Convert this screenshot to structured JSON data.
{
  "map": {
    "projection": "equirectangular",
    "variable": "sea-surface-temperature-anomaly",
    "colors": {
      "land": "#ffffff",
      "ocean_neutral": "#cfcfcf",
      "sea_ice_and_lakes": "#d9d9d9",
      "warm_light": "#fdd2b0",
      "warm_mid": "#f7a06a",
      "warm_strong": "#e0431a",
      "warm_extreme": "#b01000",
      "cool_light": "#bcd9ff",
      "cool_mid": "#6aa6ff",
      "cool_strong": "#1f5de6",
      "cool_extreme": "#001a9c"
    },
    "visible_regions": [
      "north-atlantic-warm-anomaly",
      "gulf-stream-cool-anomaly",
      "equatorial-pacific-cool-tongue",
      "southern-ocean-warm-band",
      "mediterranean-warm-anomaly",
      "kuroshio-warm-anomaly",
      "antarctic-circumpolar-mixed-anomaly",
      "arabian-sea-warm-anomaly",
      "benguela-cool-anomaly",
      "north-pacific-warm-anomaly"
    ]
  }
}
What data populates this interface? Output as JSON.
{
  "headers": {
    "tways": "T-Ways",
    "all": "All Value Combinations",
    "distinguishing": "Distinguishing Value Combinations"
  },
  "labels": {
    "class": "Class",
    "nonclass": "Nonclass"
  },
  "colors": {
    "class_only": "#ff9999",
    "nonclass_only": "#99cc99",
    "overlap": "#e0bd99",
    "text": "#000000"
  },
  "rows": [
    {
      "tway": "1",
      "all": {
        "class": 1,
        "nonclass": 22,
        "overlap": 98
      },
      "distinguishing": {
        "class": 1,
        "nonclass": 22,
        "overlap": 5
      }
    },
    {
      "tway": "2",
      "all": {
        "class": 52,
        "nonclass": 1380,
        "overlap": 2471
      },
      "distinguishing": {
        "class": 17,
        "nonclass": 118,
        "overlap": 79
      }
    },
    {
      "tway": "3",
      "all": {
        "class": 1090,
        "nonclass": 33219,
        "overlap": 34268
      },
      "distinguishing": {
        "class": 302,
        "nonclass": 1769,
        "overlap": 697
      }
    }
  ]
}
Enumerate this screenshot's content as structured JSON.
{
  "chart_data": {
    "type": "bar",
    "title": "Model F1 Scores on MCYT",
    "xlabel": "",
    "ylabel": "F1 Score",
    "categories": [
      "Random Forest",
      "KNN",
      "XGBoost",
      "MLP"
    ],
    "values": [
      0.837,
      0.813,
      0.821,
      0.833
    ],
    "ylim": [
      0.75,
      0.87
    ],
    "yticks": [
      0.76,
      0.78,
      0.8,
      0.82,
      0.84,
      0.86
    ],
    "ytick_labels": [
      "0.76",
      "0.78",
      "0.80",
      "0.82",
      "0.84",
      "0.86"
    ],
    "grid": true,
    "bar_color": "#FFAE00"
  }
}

• **Problem to solve**
Transcribe all lines as written.

• **Task result**
Convert this screenshot to structured JSON data.
{
  "map": {
    "projection": "equirectangular",
    "variable": "sea-surface-temperature-anomaly",
    "colors": {
      "land": "#ffffff",
      "ocean_neutral": "#cfcfcf",
      "sea_ice_and_lakes": "#d9d9d9",
      "warm_light": "#fdd2b0",
      "warm_mid": "#f7a06a",
      "warm_strong": "#e0431a",
      "warm_extreme": "#b01000",
      "cool_light": "#bcd9ff",
      "cool_mid": "#6aa6ff",
      "cool_strong": "#1f5de6",
      "cool_extreme": "#001a9c"
    },
    "visible_regions": [
      "north-atlantic-warm-anomaly",
      "gulf-stream-cool-anomaly",
      "equatorial-pacific-cool-tongue",
      "southern-ocean-warm-band",
      "mediterranean-warm-anomaly",
      "kuroshio-warm-anomaly",
      "antarctic-circumpolar-mixed-anomaly",
      "arabian-sea-warm-anomaly",
      "benguela-cool-anomaly",
      "north-pacific-warm-anomaly"
    ]
  }
}
What data populates this interface? Output as JSON.
{
  "headers": {
    "tways": "T-Ways",
    "all": "All Value Combinations",
    "distinguishing": "Distinguishing Value Combinations"
  },
  "labels": {
    "class": "Class",
    "nonclass": "Nonclass"
  },
  "colors": {
    "class_only": "#ff9999",
    "nonclass_only": "#99cc99",
    "overlap": "#e0bd99",
    "text": "#000000"
  },
  "rows": [
    {
      "tway": "1",
      "all": {
        "class": 1,
        "nonclass": 22,
        "overlap": 98
      },
      "distinguishing": {
        "class": 1,
        "nonclass": 22,
        "overlap": 5
      }
    },
    {
      "tway": "2",
      "all": {
        "class": 52,
        "nonclass": 1380,
        "overlap": 2471
      },
      "distinguishing": {
        "class": 17,
        "nonclass": 118,
        "overlap": 79
      }
    },
    {
      "tway": "3",
      "all": {
        "class": 1090,
        "nonclass": 33219,
        "overlap": 34268
      },
      "distinguishing": {
        "class": 302,
        "nonclass": 1769,
        "overlap": 697
      }
    }
  ]
}
Enumerate this screenshot's content as structured JSON.
{
  "chart_data": {
    "type": "bar",
    "title": "Model F1 Scores on MCYT",
    "xlabel": "",
    "ylabel": "F1 Score",
    "categories": [
      "Random Forest",
      "KNN",
      "XGBoost",
      "MLP"
    ],
    "values": [
      0.837,
      0.813,
      0.821,
      0.833
    ],
    "ylim": [
      0.75,
      0.87
    ],
    "yticks": [
      0.76,
      0.78,
      0.8,
      0.82,
      0.84,
      0.86
    ],
    "ytick_labels": [
      "0.76",
      "0.78",
      "0.80",
      "0.82",
      "0.84",
      "0.86"
    ],
    "grid": true,
    "bar_color": "#FFAE00"
  }
}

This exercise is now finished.